> WHAT THE TASK ASKS: Quote every line as given.

### DATA SUPPLIED ###

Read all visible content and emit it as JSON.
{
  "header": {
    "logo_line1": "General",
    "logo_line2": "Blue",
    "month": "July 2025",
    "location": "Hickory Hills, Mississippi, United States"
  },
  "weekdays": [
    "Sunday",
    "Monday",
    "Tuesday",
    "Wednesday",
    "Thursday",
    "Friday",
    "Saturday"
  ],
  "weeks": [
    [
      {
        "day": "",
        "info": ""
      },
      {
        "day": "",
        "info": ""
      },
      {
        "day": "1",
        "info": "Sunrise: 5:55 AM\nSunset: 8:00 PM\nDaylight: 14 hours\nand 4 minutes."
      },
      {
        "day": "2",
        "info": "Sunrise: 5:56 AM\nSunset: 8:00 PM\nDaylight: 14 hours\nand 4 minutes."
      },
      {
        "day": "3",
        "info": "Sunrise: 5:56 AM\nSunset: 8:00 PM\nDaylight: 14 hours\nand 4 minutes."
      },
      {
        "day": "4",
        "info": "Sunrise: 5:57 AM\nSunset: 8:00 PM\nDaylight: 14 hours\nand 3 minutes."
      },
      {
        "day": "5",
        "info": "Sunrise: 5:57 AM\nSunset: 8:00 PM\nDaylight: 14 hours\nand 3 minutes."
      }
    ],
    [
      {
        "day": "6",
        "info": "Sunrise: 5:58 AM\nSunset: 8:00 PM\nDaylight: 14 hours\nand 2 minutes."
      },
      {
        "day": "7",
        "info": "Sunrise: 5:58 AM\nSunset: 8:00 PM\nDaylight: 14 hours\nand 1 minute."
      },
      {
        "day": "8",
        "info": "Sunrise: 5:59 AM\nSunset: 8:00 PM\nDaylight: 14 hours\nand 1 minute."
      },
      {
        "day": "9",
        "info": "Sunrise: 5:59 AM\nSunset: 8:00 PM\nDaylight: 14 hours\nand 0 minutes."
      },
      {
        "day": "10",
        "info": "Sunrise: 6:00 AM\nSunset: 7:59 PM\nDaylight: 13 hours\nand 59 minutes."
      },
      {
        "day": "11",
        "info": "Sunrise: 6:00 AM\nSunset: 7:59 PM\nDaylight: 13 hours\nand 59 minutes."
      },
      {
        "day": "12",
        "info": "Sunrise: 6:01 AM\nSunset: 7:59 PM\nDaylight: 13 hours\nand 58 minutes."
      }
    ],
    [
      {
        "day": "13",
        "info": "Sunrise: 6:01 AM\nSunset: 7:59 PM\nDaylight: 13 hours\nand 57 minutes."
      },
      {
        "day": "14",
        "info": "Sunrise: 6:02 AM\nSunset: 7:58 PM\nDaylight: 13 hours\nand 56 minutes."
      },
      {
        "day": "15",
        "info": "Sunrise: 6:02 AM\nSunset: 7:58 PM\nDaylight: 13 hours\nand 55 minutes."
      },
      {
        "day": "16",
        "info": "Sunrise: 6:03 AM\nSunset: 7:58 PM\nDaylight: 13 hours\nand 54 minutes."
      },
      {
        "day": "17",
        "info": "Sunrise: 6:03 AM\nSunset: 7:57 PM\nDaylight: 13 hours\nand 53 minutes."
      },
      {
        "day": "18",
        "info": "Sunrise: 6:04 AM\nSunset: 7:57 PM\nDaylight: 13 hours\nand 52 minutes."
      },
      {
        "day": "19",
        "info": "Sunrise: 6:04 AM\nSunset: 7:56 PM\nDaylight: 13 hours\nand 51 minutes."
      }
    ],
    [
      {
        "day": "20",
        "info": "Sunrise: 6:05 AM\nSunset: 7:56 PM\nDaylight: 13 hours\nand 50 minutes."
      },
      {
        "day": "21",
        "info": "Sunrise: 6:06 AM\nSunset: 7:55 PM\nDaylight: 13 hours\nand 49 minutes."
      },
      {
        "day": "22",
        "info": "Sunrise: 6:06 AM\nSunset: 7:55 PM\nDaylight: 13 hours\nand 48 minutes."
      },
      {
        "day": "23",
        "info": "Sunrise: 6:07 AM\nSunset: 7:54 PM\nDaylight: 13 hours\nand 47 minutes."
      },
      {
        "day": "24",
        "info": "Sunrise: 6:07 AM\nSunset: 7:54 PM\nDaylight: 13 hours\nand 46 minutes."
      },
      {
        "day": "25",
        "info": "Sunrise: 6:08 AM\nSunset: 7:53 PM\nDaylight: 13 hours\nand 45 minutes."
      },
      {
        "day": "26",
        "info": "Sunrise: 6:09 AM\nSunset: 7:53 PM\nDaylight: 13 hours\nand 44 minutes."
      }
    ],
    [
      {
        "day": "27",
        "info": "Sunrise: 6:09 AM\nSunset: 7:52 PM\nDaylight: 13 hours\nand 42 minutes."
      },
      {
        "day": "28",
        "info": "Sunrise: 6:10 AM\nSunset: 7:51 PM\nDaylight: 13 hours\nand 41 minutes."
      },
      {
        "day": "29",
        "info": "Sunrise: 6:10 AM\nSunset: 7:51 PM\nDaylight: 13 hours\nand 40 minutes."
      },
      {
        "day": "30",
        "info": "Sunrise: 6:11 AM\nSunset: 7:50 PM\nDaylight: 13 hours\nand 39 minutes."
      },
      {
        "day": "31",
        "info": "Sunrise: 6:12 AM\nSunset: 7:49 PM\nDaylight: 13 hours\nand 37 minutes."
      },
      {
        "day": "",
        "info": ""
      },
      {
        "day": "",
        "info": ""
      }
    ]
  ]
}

###

> THE COMPLETED TASK:
Read all visible content and emit it as JSON.
{
  "header": {
    "logo_line1": "General",
    "logo_line2": "Blue",
    "month": "July 2025",
    "location": "Hickory Hills, Mississippi, United States"
  },
  "weekdays": [
    "Sunday",
    "Monday",
    "Tuesday",
    "Wednesday",
    "Thursday",
    "Friday",
    "Saturday"
  ],
  "weeks": [
    [
      {
        "day": "",
        "info": ""
      },
      {
        "day": "",
        "info": ""
      },
      {
        "day": "1",
        "info": "Sunrise: 5:55 AM\nSunset: 8:00 PM\nDaylight: 14 hours\nand 4 minutes."
      },
      {
        "day": "2",
        "info": "Sunrise: 5:56 AM\nSunset: 8:00 PM\nDaylight: 14 hours\nand 4 minutes."
      },
      {
        "day": "3",
        "info": "Sunrise: 5:56 AM\nSunset: 8:00 PM\nDaylight: 14 hours\nand 4 minutes."
      },
      {
        "day": "4",
        "info": "Sunrise: 5:57 AM\nSunset: 8:00 PM\nDaylight: 14 hours\nand 3 minutes."
      },
      {
        "day": "5",
        "info": "Sunrise: 5:57 AM\nSunset: 8:00 PM\nDaylight: 14 hours\nand 3 minutes."
      }
    ],
    [
      {
        "day": "6",
        "info": "Sunrise: 5:58 AM\nSunset: 8:00 PM\nDaylight: 14 hours\nand 2 minutes."
      },
      {
        "day": "7",
        "info": "Sunrise: 5:58 AM\nSunset: 8:00 PM\nDaylight: 14 hours\nand 1 minute."
      },
      {
        "day": "8",
        "info": "Sunrise: 5:59 AM\nSunset: 8:00 PM\nDaylight: 14 hours\nand 1 minute."
      },
      {
        "day": "9",
        "info": "Sunrise: 5:59 AM\nSunset: 8:00 PM\nDaylight: 14 hours\nand 0 minutes."
      },
      {
        "day": "10",
        "info": "Sunrise: 6:00 AM\nSunset: 7:59 PM\nDaylight: 13 hours\nand 59 minutes."
      },
      {
        "day": "11",
        "info": "Sunrise: 6:00 AM\nSunset: 7:59 PM\nDaylight: 13 hours\nand 59 minutes."
      },
      {
        "day": "12",
        "info": "Sunrise: 6:01 AM\nSunset: 7:59 PM\nDaylight: 13 hours\nand 58 minutes."
      }
    ],
    [
      {
        "day": "13",
        "info": "Sunrise: 6:01 AM\nSunset: 7:59 PM\nDaylight: 13 hours\nand 57 minutes."
      },
      {
        "day": "14",
        "info": "Sunrise: 6:02 AM\nSunset: 7:58 PM\nDaylight: 13 hours\nand 56 minutes."
      },
      {
        "day": "15",
        "info": "Sunrise: 6:02 AM\nSunset: 7:58 PM\nDaylight: 13 hours\nand 55 minutes."
      },
      {
        "day": "16",
        "info": "Sunrise: 6:03 AM\nSunset: 7:58 PM\nDaylight: 13 hours\nand 54 minutes."
      },
      {
        "day": "17",
        "info": "Sunrise: 6:03 AM\nSunset: 7:57 PM\nDaylight: 13 hours\nand 53 minutes."
      },
      {
        "day": "18",
        "info": "Sunrise: 6:04 AM\nSunset: 7:57 PM\nDaylight: 13 hours\nand 52 minutes."
      },
      {
        "day": "19",
        "info": "Sunrise: 6:04 AM\nSunset: 7:56 PM\nDaylight: 13 hours\nand 51 minutes."
      }
    ],
    [
      {
        "day": "20",
        "info": "Sunrise: 6:05 AM\nSunset: 7:56 PM\nDaylight: 13 hours\nand 50 minutes."
      },
      {
        "day": "21",
        "info": "Sunrise: 6:06 AM\nSunset: 7:55 PM\nDaylight: 13 hours\nand 49 minutes."
      },
      {
        "day": "22",
        "info": "Sunrise: 6:06 AM\nSunset: 7:55 PM\nDaylight: 13 hours\nand 48 minutes."
      },
      {
        "day": "23",
        "info": "Sunrise: 6:07 AM\nSunset: 7:54 PM\nDaylight: 13 hours\nand 47 minutes."
      },
      {
        "day": "24",
        "info": "Sunrise: 6:07 AM\nSunset: 7:54 PM\nDaylight: 13 hours\nand 46 minutes."
      },
      {
        "day": "25",
        "info": "Sunrise: 6:08 AM\nSunset: 7:53 PM\nDaylight: 13 hours\nand 45 minutes."
      },
      {
        "day": "26",
        "info": "Sunrise: 6:09 AM\nSunset: 7:53 PM\nDaylight: 13 hours\nand 44 minutes."
      }
    ],
    [
      {
        "day": "27",
        "info": "Sunrise: 6:09 AM\nSunset: 7:52 PM\nDaylight: 13 hours\nand 42 minutes."
      },
      {
        "day": "28",
        "info": "Sunrise: 6:10 AM\nSunset: 7:51 PM\nDaylight: 13 hours\nand 41 minutes."
      },
      {
        "day": "29",
        "info": "Sunrise: 6:10 AM\nSunset: 7:51 PM\nDaylight: 13 hours\nand 40 minutes."
      },
      {
        "day": "30",
        "info": "Sunrise: 6:11 AM\nSunset: 7:50 PM\nDaylight: 13 hours\nand 39 minutes."
      },
      {
        "day": "31",
        "info": "Sunrise: 6:12 AM\nSunset: 7:49 PM\nDaylight: 13 hours\nand 37 minutes."
      },
      {
        "day": "",
        "info": ""
      },
      {
        "day": "",
        "info": ""
      }
    ]
  ]
}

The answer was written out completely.